**JOB:**
Each line of the listing that contains the word "комиссии" is to be copied.

**EXTRACTED DATA:**
>>>>

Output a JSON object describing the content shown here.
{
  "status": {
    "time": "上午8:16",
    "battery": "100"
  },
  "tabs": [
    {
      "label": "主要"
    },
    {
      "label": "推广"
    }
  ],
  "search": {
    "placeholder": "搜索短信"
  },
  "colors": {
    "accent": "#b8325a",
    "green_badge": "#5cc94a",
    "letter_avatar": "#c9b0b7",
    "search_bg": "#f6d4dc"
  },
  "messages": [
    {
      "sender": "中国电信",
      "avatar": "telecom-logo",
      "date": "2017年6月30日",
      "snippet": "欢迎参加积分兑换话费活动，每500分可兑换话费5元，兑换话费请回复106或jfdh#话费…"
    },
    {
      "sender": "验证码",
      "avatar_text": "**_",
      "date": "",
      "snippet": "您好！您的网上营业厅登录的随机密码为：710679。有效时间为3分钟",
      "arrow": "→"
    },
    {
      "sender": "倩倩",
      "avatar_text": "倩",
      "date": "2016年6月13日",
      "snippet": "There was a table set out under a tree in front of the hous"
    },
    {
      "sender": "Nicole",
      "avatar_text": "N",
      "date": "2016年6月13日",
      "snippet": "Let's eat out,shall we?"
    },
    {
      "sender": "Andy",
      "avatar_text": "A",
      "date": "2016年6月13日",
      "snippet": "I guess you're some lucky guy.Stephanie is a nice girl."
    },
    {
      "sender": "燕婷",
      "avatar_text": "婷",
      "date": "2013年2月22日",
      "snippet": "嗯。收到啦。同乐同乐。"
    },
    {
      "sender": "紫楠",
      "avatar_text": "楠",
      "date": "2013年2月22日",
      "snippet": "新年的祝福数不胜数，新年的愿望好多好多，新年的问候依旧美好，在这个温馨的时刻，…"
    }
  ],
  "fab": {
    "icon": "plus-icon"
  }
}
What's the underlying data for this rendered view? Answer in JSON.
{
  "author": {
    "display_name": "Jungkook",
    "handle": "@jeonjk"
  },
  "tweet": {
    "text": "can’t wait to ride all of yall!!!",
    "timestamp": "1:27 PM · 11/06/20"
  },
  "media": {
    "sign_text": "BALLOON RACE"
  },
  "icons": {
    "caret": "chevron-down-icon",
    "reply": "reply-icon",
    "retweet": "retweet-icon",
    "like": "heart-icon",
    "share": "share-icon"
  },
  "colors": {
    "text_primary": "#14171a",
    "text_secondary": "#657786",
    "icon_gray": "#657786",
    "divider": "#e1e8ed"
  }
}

<<<<
>>>>

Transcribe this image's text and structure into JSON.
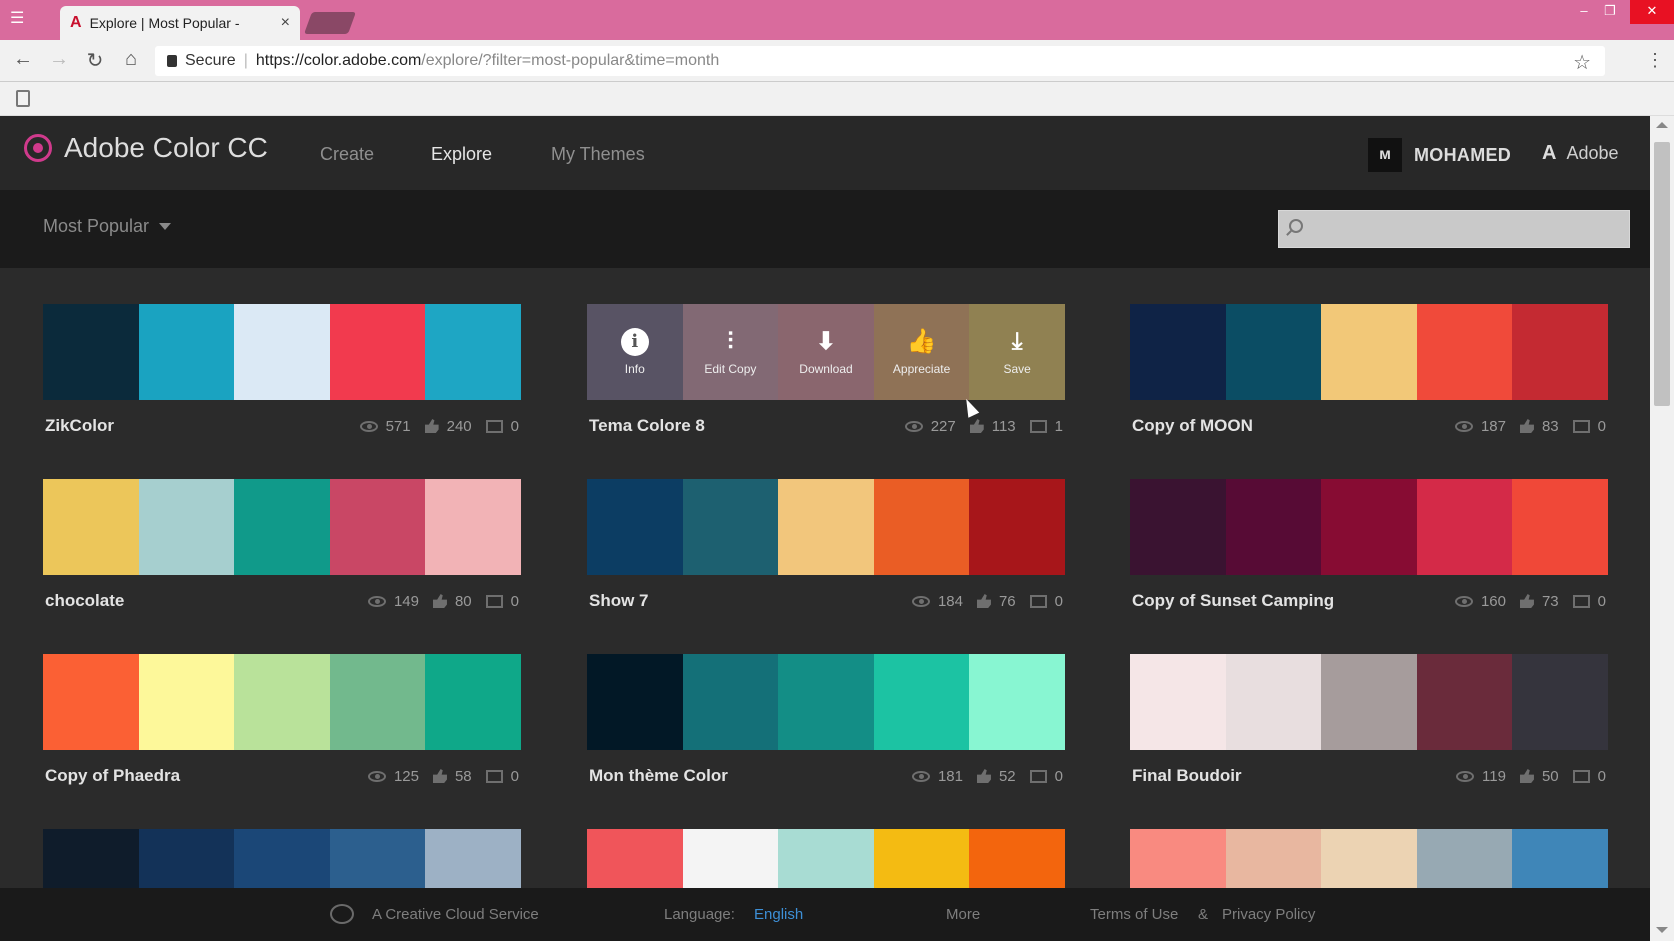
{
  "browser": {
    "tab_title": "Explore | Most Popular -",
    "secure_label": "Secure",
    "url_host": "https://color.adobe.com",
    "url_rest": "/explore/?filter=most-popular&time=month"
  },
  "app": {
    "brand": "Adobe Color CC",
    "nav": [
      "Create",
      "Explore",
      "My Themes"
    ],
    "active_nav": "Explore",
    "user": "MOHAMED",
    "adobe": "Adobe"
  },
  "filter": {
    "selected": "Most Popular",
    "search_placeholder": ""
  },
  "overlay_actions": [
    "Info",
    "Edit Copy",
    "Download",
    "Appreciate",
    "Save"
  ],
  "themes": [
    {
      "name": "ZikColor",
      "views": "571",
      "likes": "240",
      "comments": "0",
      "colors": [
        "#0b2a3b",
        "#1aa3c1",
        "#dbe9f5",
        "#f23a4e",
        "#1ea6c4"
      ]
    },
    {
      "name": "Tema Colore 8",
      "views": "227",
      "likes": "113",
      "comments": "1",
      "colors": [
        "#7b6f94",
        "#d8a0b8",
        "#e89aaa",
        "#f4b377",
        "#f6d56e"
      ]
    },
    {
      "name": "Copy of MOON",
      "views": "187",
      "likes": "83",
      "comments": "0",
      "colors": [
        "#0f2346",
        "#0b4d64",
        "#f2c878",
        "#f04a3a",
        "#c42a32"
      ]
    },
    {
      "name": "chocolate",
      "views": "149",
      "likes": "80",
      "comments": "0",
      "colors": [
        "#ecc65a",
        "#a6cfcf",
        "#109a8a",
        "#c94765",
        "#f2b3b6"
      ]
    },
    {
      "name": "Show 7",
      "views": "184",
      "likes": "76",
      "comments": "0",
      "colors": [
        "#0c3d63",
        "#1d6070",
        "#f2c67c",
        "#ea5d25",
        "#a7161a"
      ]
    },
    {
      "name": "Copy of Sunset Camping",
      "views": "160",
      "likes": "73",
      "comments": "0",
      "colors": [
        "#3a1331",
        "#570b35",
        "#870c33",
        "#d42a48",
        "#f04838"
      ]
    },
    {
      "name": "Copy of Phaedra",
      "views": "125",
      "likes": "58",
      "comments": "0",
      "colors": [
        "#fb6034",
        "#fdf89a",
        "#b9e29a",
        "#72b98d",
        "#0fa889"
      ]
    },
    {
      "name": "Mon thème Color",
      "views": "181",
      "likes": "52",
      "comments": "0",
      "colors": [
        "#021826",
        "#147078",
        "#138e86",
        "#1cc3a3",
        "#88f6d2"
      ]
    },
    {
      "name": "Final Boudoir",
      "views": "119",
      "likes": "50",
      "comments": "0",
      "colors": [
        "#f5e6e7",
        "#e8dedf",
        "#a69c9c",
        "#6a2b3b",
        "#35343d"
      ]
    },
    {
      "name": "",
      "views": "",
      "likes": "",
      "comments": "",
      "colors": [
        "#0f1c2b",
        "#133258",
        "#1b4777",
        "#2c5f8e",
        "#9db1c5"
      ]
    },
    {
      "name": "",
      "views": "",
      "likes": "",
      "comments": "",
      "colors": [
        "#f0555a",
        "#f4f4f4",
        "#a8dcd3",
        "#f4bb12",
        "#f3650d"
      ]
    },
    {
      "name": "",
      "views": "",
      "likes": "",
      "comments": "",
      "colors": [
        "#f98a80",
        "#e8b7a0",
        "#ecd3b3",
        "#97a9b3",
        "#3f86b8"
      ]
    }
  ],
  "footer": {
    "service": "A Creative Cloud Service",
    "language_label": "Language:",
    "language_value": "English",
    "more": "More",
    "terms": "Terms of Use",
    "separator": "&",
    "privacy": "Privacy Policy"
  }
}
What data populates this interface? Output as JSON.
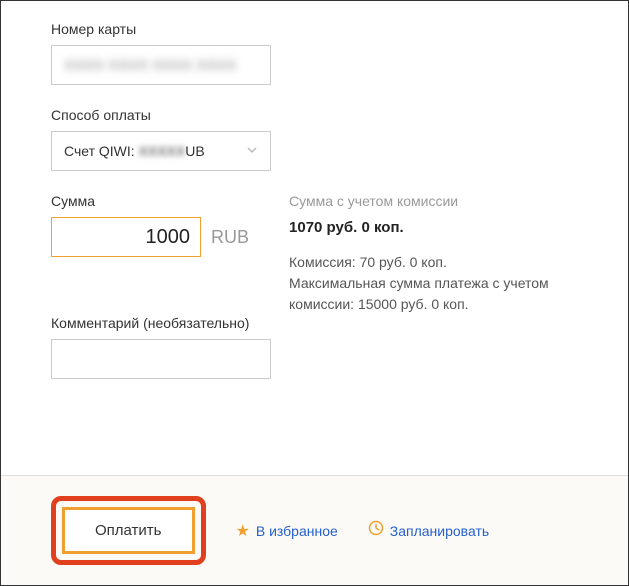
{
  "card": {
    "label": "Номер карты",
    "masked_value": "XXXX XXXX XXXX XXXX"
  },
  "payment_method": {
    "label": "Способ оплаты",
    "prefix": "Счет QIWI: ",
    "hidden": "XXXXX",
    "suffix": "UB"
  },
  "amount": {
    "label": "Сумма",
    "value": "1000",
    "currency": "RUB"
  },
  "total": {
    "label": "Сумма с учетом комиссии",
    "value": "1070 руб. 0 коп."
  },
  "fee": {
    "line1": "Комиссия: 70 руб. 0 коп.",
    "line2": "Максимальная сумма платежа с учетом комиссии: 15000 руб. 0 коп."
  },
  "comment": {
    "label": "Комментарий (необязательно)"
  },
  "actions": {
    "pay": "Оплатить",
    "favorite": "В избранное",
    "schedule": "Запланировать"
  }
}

<<<<
>>>>

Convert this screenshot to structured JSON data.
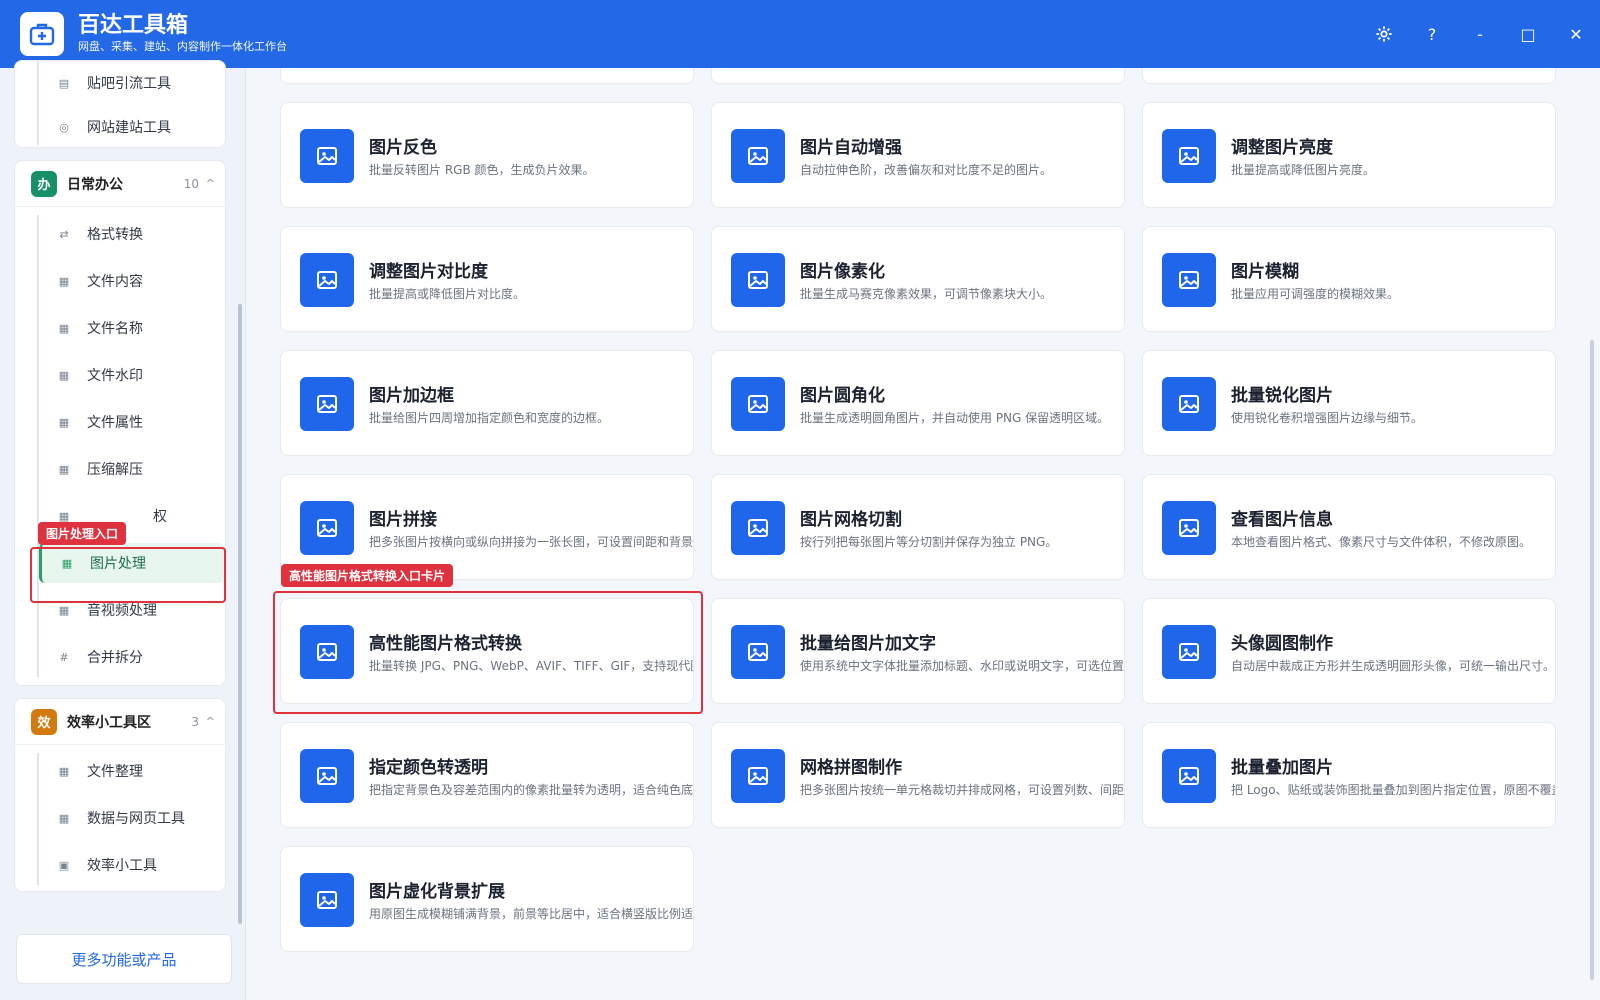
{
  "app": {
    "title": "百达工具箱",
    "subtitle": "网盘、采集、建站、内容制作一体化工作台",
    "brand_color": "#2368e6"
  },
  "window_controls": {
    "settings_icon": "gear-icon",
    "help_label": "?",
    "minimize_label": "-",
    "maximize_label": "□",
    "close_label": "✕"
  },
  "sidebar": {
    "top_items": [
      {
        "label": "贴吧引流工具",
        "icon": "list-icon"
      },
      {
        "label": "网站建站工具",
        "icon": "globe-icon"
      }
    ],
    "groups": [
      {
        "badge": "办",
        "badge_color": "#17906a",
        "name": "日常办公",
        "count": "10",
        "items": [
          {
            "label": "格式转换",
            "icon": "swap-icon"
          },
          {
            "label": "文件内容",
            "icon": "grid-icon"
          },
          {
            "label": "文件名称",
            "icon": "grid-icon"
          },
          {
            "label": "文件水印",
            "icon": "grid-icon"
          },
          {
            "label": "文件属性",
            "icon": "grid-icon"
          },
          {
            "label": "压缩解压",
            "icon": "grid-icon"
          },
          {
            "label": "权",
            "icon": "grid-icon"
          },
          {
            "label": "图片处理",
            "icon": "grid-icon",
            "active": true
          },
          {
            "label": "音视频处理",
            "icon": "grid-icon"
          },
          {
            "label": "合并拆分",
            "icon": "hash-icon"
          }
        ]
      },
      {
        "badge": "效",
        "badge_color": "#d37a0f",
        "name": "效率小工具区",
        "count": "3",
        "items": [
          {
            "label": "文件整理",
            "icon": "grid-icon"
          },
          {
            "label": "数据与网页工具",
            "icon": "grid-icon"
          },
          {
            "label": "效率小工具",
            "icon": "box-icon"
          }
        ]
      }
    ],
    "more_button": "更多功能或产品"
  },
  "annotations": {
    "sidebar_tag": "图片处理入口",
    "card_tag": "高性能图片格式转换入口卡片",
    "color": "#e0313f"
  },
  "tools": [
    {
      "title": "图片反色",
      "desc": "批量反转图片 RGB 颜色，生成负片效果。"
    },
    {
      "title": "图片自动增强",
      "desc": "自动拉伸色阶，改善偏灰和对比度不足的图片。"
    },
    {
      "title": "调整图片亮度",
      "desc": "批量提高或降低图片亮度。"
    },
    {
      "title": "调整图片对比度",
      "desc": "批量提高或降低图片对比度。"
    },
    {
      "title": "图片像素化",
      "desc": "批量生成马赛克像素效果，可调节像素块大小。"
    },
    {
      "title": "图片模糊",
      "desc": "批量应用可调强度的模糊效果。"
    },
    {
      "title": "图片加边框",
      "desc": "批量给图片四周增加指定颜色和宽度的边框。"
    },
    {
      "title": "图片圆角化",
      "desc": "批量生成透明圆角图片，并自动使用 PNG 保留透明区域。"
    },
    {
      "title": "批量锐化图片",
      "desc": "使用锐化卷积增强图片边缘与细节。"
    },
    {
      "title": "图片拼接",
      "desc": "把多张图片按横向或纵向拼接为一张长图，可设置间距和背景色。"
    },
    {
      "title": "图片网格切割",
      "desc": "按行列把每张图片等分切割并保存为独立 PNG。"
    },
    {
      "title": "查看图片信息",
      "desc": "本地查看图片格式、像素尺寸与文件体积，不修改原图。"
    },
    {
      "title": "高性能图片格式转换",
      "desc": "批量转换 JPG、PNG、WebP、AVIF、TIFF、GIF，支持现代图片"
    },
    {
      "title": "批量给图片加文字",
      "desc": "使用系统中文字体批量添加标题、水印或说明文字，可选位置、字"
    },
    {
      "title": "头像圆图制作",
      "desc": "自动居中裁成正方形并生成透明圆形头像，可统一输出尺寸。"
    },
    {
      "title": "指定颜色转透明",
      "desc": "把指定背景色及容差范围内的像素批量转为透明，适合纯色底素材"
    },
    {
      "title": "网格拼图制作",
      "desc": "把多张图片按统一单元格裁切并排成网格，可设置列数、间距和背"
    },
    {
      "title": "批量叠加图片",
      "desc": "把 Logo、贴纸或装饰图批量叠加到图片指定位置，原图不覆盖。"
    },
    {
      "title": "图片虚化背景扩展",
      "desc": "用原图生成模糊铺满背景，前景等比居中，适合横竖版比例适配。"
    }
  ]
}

<<<<

**CORRECT ANSWER:**
    "label": "Сумма с учетом комиссии",
    "line2": "Максимальная сумма платежа с учетом комиссии: 15000 руб. 0 коп."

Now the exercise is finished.